DATA RECORDS:
>>>
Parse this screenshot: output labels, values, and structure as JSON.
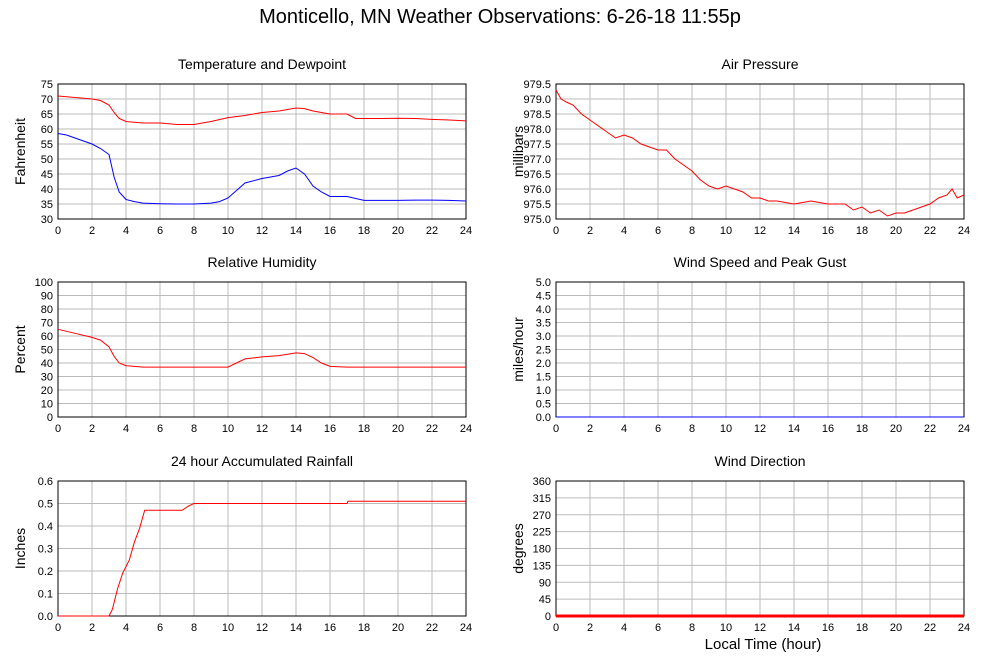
{
  "page": {
    "title": "Monticello, MN Weather Observations: 6-26-18 11:55p",
    "x_axis_label": "Local Time (hour)"
  },
  "colors": {
    "red": "#ff0000",
    "blue": "#0000ff",
    "grid": "#bbbbbb"
  },
  "chart_data": [
    {
      "id": "temp",
      "type": "line",
      "title": "Temperature and Dewpoint",
      "ylabel": "Fahrenheit",
      "xlabel": "",
      "xlim": [
        0,
        24
      ],
      "xticks": [
        0,
        2,
        4,
        6,
        8,
        10,
        12,
        14,
        16,
        18,
        20,
        22,
        24
      ],
      "ylim": [
        30,
        75
      ],
      "yticks": [
        "30",
        "35",
        "40",
        "45",
        "50",
        "55",
        "60",
        "65",
        "70",
        "75"
      ],
      "grid": true,
      "series": [
        {
          "color": "#ff0000",
          "x": [
            0,
            1,
            2,
            2.5,
            3,
            3.3,
            3.6,
            4,
            5,
            6,
            7,
            8,
            9,
            10,
            11,
            12,
            13,
            14,
            14.5,
            15,
            16,
            17,
            17.5,
            18,
            19,
            20,
            21,
            22,
            23,
            24
          ],
          "y": [
            71,
            70.5,
            70,
            69.5,
            68,
            65.5,
            63.5,
            62.5,
            62,
            62,
            61.5,
            61.5,
            62.5,
            63.8,
            64.5,
            65.5,
            66,
            67,
            66.8,
            66,
            65,
            65,
            63.5,
            63.5,
            63.5,
            63.6,
            63.5,
            63.2,
            63,
            62.7
          ]
        },
        {
          "color": "#0000ff",
          "x": [
            0,
            0.5,
            1,
            2,
            2.5,
            3,
            3.3,
            3.6,
            4,
            4.5,
            5,
            6,
            7,
            8,
            9,
            9.5,
            10,
            10.5,
            11,
            12,
            13,
            13.5,
            14,
            14.5,
            15,
            15.5,
            16,
            17,
            18,
            19,
            20,
            21,
            22,
            23,
            24
          ],
          "y": [
            58.5,
            58,
            57,
            55,
            53.5,
            51.5,
            44,
            39,
            36.5,
            35.8,
            35.3,
            35.1,
            35,
            35,
            35.3,
            35.8,
            37,
            39.5,
            42,
            43.5,
            44.5,
            46,
            47,
            45,
            41,
            39,
            37.5,
            37.5,
            36.2,
            36.2,
            36.2,
            36.3,
            36.3,
            36.2,
            36
          ]
        }
      ]
    },
    {
      "id": "pressure",
      "type": "line",
      "title": "Air Pressure",
      "ylabel": "millibars",
      "xlabel": "",
      "xlim": [
        0,
        24
      ],
      "xticks": [
        0,
        2,
        4,
        6,
        8,
        10,
        12,
        14,
        16,
        18,
        20,
        22,
        24
      ],
      "ylim": [
        975,
        979.5
      ],
      "yticks": [
        "975.0",
        "975.5",
        "976.0",
        "976.5",
        "977.0",
        "977.5",
        "978.0",
        "978.5",
        "979.0",
        "979.5"
      ],
      "grid": true,
      "series": [
        {
          "color": "#ff0000",
          "x": [
            0,
            0.3,
            0.6,
            1,
            1.5,
            2,
            3,
            3.5,
            4,
            4.5,
            5,
            5.5,
            6,
            6.5,
            7,
            7.5,
            8,
            8.5,
            9,
            9.5,
            10,
            11,
            11.5,
            12,
            12.5,
            13,
            14,
            15,
            16,
            17,
            17.5,
            18,
            18.5,
            19,
            19.5,
            20,
            20.5,
            21,
            22,
            22.5,
            23,
            23.3,
            23.6,
            24
          ],
          "y": [
            979.3,
            979,
            978.9,
            978.8,
            978.5,
            978.3,
            977.9,
            977.7,
            977.8,
            977.7,
            977.5,
            977.4,
            977.3,
            977.3,
            977,
            976.8,
            976.6,
            976.3,
            976.1,
            976,
            976.1,
            975.9,
            975.7,
            975.7,
            975.6,
            975.6,
            975.5,
            975.6,
            975.5,
            975.5,
            975.3,
            975.4,
            975.2,
            975.3,
            975.1,
            975.2,
            975.2,
            975.3,
            975.5,
            975.7,
            975.8,
            976,
            975.7,
            975.8
          ]
        }
      ]
    },
    {
      "id": "rh",
      "type": "line",
      "title": "Relative Humidity",
      "ylabel": "Percent",
      "xlabel": "",
      "xlim": [
        0,
        24
      ],
      "xticks": [
        0,
        2,
        4,
        6,
        8,
        10,
        12,
        14,
        16,
        18,
        20,
        22,
        24
      ],
      "ylim": [
        0,
        100
      ],
      "yticks": [
        "0",
        "10",
        "20",
        "30",
        "40",
        "50",
        "60",
        "70",
        "80",
        "90",
        "100"
      ],
      "grid": true,
      "series": [
        {
          "color": "#ff0000",
          "x": [
            0,
            1,
            2,
            2.5,
            3,
            3.3,
            3.6,
            4,
            5,
            6,
            8,
            9,
            10,
            10.5,
            11,
            12,
            13,
            14,
            14.5,
            15,
            15.5,
            16,
            17,
            18,
            20,
            21,
            22,
            23,
            24
          ],
          "y": [
            65,
            62,
            59,
            57,
            52,
            45,
            40,
            38,
            37,
            37,
            37,
            37,
            37,
            40,
            43,
            44.5,
            45.5,
            47.5,
            47,
            44,
            40,
            37.5,
            37,
            37,
            37,
            37,
            37,
            37,
            37
          ]
        }
      ]
    },
    {
      "id": "wind",
      "type": "line",
      "title": "Wind Speed and Peak Gust",
      "ylabel": "miles/hour",
      "xlabel": "",
      "xlim": [
        0,
        24
      ],
      "xticks": [
        0,
        2,
        4,
        6,
        8,
        10,
        12,
        14,
        16,
        18,
        20,
        22,
        24
      ],
      "ylim": [
        0,
        5
      ],
      "yticks": [
        "0.0",
        "0.5",
        "1.0",
        "1.5",
        "2.0",
        "2.5",
        "3.0",
        "3.5",
        "4.0",
        "4.5",
        "5.0"
      ],
      "grid": true,
      "series": [
        {
          "color": "#ff0000",
          "x": [
            0,
            24
          ],
          "y": [
            0,
            0
          ]
        },
        {
          "color": "#0000ff",
          "x": [
            0,
            24
          ],
          "y": [
            0,
            0
          ]
        }
      ]
    },
    {
      "id": "rain",
      "type": "line",
      "title": "24 hour Accumulated Rainfall",
      "ylabel": "Inches",
      "xlabel": "",
      "xlim": [
        0,
        24
      ],
      "xticks": [
        0,
        2,
        4,
        6,
        8,
        10,
        12,
        14,
        16,
        18,
        20,
        22,
        24
      ],
      "ylim": [
        0,
        0.6
      ],
      "yticks": [
        "0.0",
        "0.1",
        "0.2",
        "0.3",
        "0.4",
        "0.5",
        "0.6"
      ],
      "grid": true,
      "series": [
        {
          "color": "#ff0000",
          "x": [
            0,
            3,
            3.2,
            3.5,
            3.8,
            4.2,
            4.5,
            4.8,
            5.1,
            5.2,
            7.3,
            7.7,
            8,
            17,
            17.05,
            24
          ],
          "y": [
            0,
            0,
            0.03,
            0.12,
            0.19,
            0.25,
            0.33,
            0.39,
            0.47,
            0.47,
            0.47,
            0.49,
            0.5,
            0.5,
            0.51,
            0.51
          ]
        }
      ]
    },
    {
      "id": "winddir",
      "type": "line",
      "title": "Wind Direction",
      "ylabel": "degrees",
      "xlabel": "",
      "xlim": [
        0,
        24
      ],
      "xticks": [
        0,
        2,
        4,
        6,
        8,
        10,
        12,
        14,
        16,
        18,
        20,
        22,
        24
      ],
      "ylim": [
        0,
        360
      ],
      "yticks": [
        "0",
        "45",
        "90",
        "135",
        "180",
        "225",
        "270",
        "315",
        "360"
      ],
      "grid": true,
      "series": [
        {
          "color": "#ff0000",
          "x": [
            0,
            24
          ],
          "y": [
            0,
            0
          ],
          "thick": true
        }
      ]
    }
  ]
}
<<<
SHORT TASK: Identify and copy all lines with the word "hour".

ANSWER TO THE TASK:
    "x_axis_label": "Local Time (hour)"
      "ylabel": "miles/hour",
      "title": "24 hour Accumulated Rainfall",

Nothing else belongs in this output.